> **Aim of the task**
Identify each line below containing the string "состояний" and copy it.

> **Data entries**
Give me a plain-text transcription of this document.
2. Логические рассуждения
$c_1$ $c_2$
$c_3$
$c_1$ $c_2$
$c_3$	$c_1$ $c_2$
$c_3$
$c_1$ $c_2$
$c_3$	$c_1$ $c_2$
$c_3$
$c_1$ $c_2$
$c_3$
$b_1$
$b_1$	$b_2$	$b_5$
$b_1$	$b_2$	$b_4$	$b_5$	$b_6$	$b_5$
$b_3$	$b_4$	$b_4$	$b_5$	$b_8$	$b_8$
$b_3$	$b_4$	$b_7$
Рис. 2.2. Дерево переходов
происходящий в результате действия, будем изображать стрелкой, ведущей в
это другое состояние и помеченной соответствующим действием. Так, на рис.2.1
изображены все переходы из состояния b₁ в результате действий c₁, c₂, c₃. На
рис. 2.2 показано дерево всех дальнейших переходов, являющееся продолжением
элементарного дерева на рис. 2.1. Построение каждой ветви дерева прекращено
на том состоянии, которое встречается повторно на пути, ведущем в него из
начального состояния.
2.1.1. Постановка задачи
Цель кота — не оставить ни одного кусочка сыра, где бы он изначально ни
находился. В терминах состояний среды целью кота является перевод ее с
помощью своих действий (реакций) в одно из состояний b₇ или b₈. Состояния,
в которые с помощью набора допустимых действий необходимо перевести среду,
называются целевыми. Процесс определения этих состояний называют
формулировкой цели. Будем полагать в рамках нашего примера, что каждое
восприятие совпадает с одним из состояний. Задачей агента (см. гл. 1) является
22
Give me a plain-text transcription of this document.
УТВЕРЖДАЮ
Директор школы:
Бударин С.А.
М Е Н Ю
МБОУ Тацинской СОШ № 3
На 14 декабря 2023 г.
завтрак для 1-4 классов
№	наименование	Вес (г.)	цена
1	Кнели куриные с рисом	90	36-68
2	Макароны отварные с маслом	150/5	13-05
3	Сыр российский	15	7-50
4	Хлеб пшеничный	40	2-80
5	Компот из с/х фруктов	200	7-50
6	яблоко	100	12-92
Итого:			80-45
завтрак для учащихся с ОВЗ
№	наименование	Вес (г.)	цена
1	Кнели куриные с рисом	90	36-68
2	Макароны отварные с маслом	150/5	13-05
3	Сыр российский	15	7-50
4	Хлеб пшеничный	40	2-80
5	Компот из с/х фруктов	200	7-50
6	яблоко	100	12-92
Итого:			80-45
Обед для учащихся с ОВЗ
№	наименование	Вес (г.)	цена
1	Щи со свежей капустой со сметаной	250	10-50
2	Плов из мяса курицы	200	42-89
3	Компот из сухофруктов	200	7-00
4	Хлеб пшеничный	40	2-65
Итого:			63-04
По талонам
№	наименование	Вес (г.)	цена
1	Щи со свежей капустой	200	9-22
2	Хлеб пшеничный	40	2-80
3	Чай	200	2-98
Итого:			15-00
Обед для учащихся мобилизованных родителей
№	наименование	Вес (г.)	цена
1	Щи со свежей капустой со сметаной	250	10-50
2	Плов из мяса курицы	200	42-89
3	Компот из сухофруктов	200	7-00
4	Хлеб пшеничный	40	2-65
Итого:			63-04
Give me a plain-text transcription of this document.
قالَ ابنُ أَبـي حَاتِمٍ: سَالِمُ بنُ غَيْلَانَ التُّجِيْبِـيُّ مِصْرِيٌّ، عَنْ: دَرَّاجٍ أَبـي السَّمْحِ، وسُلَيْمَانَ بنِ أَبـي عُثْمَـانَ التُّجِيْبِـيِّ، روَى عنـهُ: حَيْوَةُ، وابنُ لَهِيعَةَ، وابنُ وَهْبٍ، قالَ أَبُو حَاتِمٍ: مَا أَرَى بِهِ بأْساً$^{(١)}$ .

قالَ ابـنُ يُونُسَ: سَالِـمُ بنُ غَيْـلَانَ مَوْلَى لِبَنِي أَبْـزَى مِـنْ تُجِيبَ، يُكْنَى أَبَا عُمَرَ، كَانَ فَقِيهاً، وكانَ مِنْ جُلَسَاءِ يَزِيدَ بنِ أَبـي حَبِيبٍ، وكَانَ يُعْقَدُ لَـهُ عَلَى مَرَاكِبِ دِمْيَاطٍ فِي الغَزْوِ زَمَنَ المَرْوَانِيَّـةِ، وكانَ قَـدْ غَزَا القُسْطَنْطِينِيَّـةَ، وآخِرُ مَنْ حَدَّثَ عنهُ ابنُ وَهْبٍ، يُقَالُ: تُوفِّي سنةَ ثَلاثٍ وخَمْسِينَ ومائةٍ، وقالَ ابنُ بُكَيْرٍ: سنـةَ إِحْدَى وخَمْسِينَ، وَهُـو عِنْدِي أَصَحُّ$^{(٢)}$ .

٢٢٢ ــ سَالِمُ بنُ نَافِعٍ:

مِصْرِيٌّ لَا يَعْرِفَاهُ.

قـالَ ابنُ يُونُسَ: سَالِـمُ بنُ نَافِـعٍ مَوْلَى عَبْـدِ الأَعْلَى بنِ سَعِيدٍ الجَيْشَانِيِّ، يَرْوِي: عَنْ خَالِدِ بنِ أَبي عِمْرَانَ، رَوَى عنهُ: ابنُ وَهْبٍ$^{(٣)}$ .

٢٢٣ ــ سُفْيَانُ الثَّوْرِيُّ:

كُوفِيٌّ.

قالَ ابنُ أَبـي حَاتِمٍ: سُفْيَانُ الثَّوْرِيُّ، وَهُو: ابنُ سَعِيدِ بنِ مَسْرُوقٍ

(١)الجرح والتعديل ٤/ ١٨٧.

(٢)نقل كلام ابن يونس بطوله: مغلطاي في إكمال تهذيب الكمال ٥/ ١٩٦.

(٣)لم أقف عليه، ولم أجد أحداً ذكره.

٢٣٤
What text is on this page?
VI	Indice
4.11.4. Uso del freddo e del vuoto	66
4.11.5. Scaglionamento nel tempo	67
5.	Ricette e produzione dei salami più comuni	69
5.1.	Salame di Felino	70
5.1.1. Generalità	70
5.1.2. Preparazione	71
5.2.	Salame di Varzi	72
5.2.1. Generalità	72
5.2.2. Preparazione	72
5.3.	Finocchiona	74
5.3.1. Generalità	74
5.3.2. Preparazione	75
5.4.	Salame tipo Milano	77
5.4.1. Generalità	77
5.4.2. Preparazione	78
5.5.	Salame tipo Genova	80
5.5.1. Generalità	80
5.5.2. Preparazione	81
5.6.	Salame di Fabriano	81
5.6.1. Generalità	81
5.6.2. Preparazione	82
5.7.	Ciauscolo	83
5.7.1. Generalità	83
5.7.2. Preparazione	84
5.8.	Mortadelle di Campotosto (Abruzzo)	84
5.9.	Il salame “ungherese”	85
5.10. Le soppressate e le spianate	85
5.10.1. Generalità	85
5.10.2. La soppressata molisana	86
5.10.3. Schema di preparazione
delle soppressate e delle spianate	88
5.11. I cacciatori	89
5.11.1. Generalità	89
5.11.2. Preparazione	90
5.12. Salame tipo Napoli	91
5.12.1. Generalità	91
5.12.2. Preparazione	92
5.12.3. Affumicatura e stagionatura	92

> **Written solution**
находился. В терминах состояний среды целью кота является перевод ее с
помощью своих действий (реакций) в одно из состояний b₇ или b₈. Состояния,
называются целевыми. Процесс определения этих состояний называют
восприятие совпадает с одним из состояний. Задачей агента (см. гл. 1) является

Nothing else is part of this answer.